Objective:
Pull out each line of the records holding the string "chat".

[Collected data]
— Begin —

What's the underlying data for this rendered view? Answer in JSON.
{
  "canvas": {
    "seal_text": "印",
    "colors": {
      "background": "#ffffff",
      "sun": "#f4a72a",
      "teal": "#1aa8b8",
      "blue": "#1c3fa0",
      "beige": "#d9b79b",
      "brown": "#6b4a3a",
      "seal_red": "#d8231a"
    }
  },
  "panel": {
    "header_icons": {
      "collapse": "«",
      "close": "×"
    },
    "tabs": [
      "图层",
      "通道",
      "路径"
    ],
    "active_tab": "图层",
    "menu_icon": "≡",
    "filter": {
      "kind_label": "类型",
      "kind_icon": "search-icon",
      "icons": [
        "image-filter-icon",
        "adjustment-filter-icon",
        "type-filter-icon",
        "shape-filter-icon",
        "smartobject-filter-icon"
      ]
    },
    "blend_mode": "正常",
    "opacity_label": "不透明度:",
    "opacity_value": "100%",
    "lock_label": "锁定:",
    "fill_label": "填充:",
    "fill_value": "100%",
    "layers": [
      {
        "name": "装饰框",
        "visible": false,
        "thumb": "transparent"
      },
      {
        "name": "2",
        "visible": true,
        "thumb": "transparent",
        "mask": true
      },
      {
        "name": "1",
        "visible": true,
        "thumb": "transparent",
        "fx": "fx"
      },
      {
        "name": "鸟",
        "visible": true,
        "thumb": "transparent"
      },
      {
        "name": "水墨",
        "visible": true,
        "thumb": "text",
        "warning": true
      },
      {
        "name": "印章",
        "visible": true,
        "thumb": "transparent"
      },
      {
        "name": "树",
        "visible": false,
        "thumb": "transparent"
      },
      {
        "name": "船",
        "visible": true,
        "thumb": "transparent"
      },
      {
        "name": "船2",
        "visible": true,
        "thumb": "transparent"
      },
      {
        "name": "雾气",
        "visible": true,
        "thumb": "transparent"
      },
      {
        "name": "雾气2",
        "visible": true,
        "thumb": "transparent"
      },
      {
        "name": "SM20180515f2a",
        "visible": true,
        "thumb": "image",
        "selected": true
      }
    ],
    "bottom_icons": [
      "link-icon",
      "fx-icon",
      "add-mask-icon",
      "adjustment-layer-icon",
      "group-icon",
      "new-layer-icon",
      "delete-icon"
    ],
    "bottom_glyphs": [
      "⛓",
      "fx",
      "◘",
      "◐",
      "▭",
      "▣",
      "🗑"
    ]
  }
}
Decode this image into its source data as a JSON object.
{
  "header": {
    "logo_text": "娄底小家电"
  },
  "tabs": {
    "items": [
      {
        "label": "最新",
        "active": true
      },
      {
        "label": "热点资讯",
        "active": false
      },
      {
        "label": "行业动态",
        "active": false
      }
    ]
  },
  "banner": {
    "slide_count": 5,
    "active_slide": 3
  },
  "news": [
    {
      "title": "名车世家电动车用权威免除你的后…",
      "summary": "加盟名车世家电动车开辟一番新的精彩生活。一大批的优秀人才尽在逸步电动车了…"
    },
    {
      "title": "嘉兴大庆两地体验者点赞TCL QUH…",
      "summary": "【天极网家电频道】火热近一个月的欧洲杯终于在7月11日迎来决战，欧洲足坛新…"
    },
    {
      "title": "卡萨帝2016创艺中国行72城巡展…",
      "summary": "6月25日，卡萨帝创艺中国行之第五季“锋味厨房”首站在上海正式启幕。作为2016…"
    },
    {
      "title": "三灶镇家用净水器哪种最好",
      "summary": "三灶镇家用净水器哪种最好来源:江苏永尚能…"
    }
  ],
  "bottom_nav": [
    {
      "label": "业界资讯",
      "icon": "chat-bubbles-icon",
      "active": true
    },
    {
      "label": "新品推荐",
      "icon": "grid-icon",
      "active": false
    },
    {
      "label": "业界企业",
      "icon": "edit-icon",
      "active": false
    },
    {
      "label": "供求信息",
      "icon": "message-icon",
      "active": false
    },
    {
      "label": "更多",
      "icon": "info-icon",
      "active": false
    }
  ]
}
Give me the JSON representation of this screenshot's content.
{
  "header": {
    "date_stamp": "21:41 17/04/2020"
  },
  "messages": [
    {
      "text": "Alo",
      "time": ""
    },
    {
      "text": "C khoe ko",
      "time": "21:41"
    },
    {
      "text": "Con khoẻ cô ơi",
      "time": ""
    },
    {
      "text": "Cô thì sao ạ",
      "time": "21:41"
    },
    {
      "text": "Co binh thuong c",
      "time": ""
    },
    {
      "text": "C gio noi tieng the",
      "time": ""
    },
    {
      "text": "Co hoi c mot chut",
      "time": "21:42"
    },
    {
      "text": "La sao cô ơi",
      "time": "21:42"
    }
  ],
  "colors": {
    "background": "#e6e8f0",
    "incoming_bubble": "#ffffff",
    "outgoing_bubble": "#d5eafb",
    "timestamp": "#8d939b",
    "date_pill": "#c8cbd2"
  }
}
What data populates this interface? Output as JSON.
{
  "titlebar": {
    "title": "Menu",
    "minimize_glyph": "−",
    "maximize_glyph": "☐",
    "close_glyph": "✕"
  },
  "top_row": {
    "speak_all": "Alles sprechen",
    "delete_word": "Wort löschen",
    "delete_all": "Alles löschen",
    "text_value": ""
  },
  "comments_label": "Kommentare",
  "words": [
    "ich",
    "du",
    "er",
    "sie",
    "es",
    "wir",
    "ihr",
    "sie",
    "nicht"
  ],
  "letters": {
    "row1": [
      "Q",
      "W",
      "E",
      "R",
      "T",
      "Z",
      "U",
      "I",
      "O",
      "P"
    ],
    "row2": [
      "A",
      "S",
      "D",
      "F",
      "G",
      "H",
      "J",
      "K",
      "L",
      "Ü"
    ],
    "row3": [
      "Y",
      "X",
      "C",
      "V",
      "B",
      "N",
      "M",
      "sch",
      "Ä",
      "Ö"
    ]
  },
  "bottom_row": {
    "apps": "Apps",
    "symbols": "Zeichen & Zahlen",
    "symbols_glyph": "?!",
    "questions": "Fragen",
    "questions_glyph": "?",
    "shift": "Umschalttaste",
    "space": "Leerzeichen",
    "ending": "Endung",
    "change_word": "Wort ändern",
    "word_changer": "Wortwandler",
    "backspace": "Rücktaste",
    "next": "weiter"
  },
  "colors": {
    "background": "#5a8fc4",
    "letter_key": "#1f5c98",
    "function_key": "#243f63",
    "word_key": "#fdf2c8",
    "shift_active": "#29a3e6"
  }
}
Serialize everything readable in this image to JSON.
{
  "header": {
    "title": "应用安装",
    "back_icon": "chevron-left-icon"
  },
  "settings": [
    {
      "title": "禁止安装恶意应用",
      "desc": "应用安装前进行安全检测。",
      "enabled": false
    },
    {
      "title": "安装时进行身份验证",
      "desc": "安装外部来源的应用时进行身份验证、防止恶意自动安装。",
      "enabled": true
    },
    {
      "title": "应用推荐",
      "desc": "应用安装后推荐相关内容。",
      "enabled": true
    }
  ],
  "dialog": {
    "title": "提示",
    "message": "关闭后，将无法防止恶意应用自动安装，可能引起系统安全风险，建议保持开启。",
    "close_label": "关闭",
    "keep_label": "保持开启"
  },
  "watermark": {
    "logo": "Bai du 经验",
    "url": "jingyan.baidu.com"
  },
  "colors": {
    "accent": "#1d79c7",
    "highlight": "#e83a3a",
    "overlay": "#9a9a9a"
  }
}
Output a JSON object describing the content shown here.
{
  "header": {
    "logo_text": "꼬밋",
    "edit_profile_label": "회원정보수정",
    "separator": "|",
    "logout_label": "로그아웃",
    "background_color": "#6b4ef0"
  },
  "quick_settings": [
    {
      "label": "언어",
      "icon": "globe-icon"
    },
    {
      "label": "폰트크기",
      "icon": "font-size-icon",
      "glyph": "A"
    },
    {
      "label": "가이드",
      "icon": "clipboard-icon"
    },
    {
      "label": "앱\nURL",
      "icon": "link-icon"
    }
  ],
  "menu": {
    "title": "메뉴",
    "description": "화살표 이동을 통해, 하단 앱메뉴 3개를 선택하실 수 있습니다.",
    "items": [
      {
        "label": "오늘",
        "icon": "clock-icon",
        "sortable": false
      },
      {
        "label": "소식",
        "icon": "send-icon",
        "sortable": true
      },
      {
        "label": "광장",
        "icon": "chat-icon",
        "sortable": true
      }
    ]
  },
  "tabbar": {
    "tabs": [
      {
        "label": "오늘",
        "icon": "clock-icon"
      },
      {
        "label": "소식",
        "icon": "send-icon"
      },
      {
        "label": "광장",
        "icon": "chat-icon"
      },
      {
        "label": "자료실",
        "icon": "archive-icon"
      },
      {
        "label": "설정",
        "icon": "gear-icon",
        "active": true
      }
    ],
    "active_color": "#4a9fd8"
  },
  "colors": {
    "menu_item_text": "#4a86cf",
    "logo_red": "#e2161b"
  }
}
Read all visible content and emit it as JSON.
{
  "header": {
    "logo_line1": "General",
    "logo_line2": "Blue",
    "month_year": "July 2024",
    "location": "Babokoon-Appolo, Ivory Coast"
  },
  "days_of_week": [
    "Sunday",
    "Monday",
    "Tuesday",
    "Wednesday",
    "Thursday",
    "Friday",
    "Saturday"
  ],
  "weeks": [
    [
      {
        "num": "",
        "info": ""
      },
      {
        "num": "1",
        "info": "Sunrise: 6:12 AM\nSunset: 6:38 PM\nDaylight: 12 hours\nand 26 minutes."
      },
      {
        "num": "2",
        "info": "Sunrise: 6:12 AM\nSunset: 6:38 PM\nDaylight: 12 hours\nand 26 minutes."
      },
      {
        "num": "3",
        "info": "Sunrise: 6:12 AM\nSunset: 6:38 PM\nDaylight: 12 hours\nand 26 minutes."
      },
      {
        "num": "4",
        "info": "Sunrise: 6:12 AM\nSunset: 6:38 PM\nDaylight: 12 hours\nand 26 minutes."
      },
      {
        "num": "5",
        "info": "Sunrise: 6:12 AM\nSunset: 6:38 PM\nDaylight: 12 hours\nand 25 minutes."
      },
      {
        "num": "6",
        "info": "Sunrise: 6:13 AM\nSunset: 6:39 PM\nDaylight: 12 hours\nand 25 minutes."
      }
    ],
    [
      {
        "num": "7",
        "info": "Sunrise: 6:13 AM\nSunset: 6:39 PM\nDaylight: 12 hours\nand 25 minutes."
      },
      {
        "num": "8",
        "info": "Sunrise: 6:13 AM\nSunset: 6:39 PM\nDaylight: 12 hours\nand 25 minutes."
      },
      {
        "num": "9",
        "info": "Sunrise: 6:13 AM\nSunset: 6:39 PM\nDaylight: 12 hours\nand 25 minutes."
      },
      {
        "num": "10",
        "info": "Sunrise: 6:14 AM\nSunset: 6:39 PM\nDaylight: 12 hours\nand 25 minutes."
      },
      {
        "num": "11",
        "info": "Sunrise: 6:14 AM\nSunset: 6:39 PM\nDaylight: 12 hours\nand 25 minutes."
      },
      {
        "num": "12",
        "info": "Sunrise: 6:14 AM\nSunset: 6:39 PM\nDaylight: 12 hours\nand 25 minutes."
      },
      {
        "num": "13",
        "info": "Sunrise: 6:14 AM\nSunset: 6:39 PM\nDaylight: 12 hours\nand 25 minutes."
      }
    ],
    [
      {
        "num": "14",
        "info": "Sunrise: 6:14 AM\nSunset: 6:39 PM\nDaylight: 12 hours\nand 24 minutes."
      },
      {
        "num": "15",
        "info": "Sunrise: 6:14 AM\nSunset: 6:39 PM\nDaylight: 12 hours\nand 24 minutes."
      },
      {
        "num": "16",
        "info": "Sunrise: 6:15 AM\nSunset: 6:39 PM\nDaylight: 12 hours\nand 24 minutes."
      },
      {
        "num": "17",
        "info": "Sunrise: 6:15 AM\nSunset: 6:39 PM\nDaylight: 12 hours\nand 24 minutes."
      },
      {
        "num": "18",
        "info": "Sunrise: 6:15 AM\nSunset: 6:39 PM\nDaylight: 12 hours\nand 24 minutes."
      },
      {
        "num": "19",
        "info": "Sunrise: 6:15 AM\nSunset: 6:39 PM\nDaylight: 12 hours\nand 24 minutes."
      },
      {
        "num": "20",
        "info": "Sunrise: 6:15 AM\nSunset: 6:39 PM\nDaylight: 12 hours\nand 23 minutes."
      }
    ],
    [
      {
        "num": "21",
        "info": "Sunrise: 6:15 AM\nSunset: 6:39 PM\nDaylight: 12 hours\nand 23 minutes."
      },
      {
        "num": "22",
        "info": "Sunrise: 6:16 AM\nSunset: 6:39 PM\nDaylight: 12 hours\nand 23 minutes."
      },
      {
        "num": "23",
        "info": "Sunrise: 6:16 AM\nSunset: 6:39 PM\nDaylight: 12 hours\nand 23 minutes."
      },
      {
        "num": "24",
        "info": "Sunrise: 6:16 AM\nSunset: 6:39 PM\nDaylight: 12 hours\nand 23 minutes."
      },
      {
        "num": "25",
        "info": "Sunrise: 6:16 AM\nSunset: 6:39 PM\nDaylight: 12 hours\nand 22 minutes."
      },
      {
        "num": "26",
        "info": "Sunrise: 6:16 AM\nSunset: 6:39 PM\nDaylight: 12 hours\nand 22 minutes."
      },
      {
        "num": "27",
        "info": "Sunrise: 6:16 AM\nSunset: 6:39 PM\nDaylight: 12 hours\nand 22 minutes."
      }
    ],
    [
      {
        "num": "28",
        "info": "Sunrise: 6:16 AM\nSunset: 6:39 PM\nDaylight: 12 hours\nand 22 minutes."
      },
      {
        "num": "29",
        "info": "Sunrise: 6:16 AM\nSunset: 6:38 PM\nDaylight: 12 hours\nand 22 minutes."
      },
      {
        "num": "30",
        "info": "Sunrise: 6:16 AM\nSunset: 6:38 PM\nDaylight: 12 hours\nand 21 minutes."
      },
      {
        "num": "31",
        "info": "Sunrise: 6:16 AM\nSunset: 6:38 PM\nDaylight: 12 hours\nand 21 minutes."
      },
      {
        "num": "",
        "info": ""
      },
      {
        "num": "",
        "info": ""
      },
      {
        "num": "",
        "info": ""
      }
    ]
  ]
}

— End —

Full solution:
      "icon": "chat-bubbles-icon",
        "icon": "chat-icon",
        "icon": "chat-icon"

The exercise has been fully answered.